** begin DATA PROVIDED **
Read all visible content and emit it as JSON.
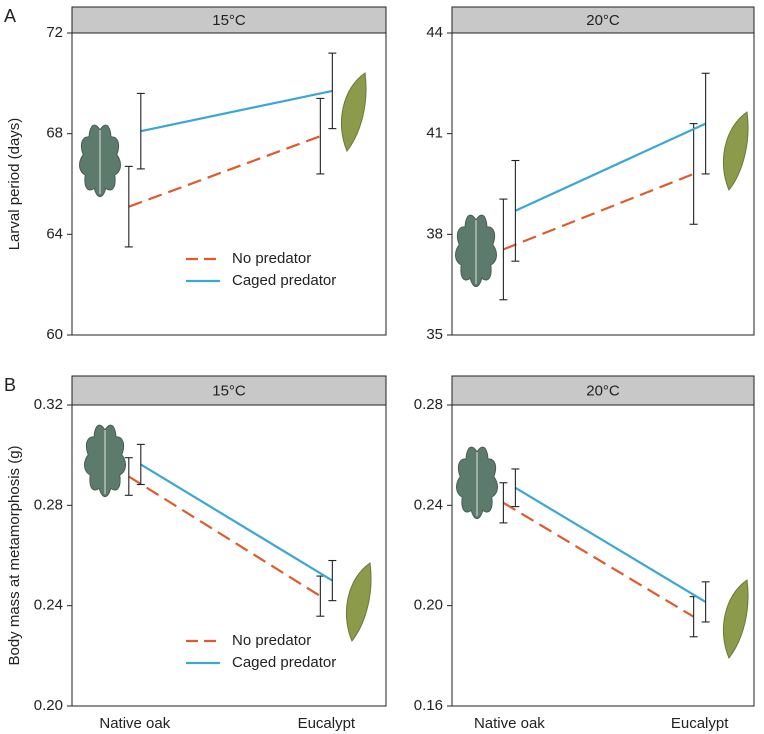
{
  "chart_data": [
    {
      "type": "line",
      "panel_label": "A",
      "title": "15°C",
      "ylabel": "Larval period (days)",
      "categories": [
        null,
        null
      ],
      "ylim": [
        60,
        72
      ],
      "yticks": [
        60,
        64,
        68,
        72
      ],
      "legend": "bottom",
      "series": [
        {
          "name": "No predator",
          "color": "#e05a2b",
          "dash": true,
          "values": [
            65.1,
            67.9
          ],
          "errors": [
            1.6,
            1.5
          ]
        },
        {
          "name": "Caged predator",
          "color": "#3ba7d6",
          "dash": false,
          "values": [
            68.1,
            69.7
          ],
          "errors": [
            1.5,
            1.5
          ]
        }
      ]
    },
    {
      "type": "line",
      "title": "20°C",
      "categories": [
        null,
        null
      ],
      "ylim": [
        35,
        44
      ],
      "yticks": [
        35,
        38,
        41,
        44
      ],
      "series": [
        {
          "color": "#e05a2b",
          "dash": true,
          "values": [
            37.55,
            39.8
          ],
          "errors": [
            1.5,
            1.5
          ]
        },
        {
          "color": "#3ba7d6",
          "dash": false,
          "values": [
            38.7,
            41.3
          ],
          "errors": [
            1.5,
            1.5
          ]
        }
      ]
    },
    {
      "type": "line",
      "panel_label": "B",
      "title": "15°C",
      "ylabel": "Body mass at metamorphosis (g)",
      "categories": [
        "Native oak",
        "Eucalypt"
      ],
      "ylim": [
        0.2,
        0.32
      ],
      "yticks": [
        {
          "value": 0.2,
          "label": "0.20"
        },
        0.24,
        0.28,
        0.32
      ],
      "legend": "bottom",
      "series": [
        {
          "name": "No predator",
          "color": "#e05a2b",
          "dash": true,
          "values": [
            0.2915,
            0.2438
          ],
          "errors": [
            0.0075,
            0.008
          ]
        },
        {
          "name": "Caged predator",
          "color": "#3ba7d6",
          "dash": false,
          "values": [
            0.2963,
            0.25
          ],
          "errors": [
            0.008,
            0.008
          ]
        }
      ]
    },
    {
      "type": "line",
      "title": "20°C",
      "categories": [
        "Native oak",
        "Eucalypt"
      ],
      "ylim": [
        0.16,
        0.28
      ],
      "yticks": [
        0.16,
        {
          "value": 0.2,
          "label": "0.20"
        },
        0.24,
        0.28
      ],
      "series": [
        {
          "color": "#e05a2b",
          "dash": true,
          "values": [
            0.241,
            0.1956
          ],
          "errors": [
            0.008,
            0.008
          ]
        },
        {
          "color": "#3ba7d6",
          "dash": false,
          "values": [
            0.247,
            0.2015
          ],
          "errors": [
            0.0075,
            0.008
          ]
        }
      ]
    }
  ]
}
** end DATA PROVIDED **
TASK TO COMPLETE: Using the material above, retype each entry exactly and omit the pictures.

ANSWER BELOW:
Read all visible content and emit it as JSON.
{
  "chart_data": [
    {
      "type": "line",
      "panel_label": "A",
      "title": "15°C",
      "ylabel": "Larval period (days)",
      "categories": [
        null,
        null
      ],
      "ylim": [
        60,
        72
      ],
      "yticks": [
        60,
        64,
        68,
        72
      ],
      "legend": "bottom",
      "series": [
        {
          "name": "No predator",
          "color": "#e05a2b",
          "dash": true,
          "values": [
            65.1,
            67.9
          ],
          "errors": [
            1.6,
            1.5
          ]
        },
        {
          "name": "Caged predator",
          "color": "#3ba7d6",
          "dash": false,
          "values": [
            68.1,
            69.7
          ],
          "errors": [
            1.5,
            1.5
          ]
        }
      ]
    },
    {
      "type": "line",
      "title": "20°C",
      "categories": [
        null,
        null
      ],
      "ylim": [
        35,
        44
      ],
      "yticks": [
        35,
        38,
        41,
        44
      ],
      "series": [
        {
          "color": "#e05a2b",
          "dash": true,
          "values": [
            37.55,
            39.8
          ],
          "errors": [
            1.5,
            1.5
          ]
        },
        {
          "color": "#3ba7d6",
          "dash": false,
          "values": [
            38.7,
            41.3
          ],
          "errors": [
            1.5,
            1.5
          ]
        }
      ]
    },
    {
      "type": "line",
      "panel_label": "B",
      "title": "15°C",
      "ylabel": "Body mass at metamorphosis (g)",
      "categories": [
        "Native oak",
        "Eucalypt"
      ],
      "ylim": [
        0.2,
        0.32
      ],
      "yticks": [
        {
          "value": 0.2,
          "label": "0.20"
        },
        0.24,
        0.28,
        0.32
      ],
      "legend": "bottom",
      "series": [
        {
          "name": "No predator",
          "color": "#e05a2b",
          "dash": true,
          "values": [
            0.2915,
            0.2438
          ],
          "errors": [
            0.0075,
            0.008
          ]
        },
        {
          "name": "Caged predator",
          "color": "#3ba7d6",
          "dash": false,
          "values": [
            0.2963,
            0.25
          ],
          "errors": [
            0.008,
            0.008
          ]
        }
      ]
    },
    {
      "type": "line",
      "title": "20°C",
      "categories": [
        "Native oak",
        "Eucalypt"
      ],
      "ylim": [
        0.16,
        0.28
      ],
      "yticks": [
        0.16,
        {
          "value": 0.2,
          "label": "0.20"
        },
        0.24,
        0.28
      ],
      "series": [
        {
          "color": "#e05a2b",
          "dash": true,
          "values": [
            0.241,
            0.1956
          ],
          "errors": [
            0.008,
            0.008
          ]
        },
        {
          "color": "#3ba7d6",
          "dash": false,
          "values": [
            0.247,
            0.2015
          ],
          "errors": [
            0.0075,
            0.008
          ]
        }
      ]
    }
  ]
}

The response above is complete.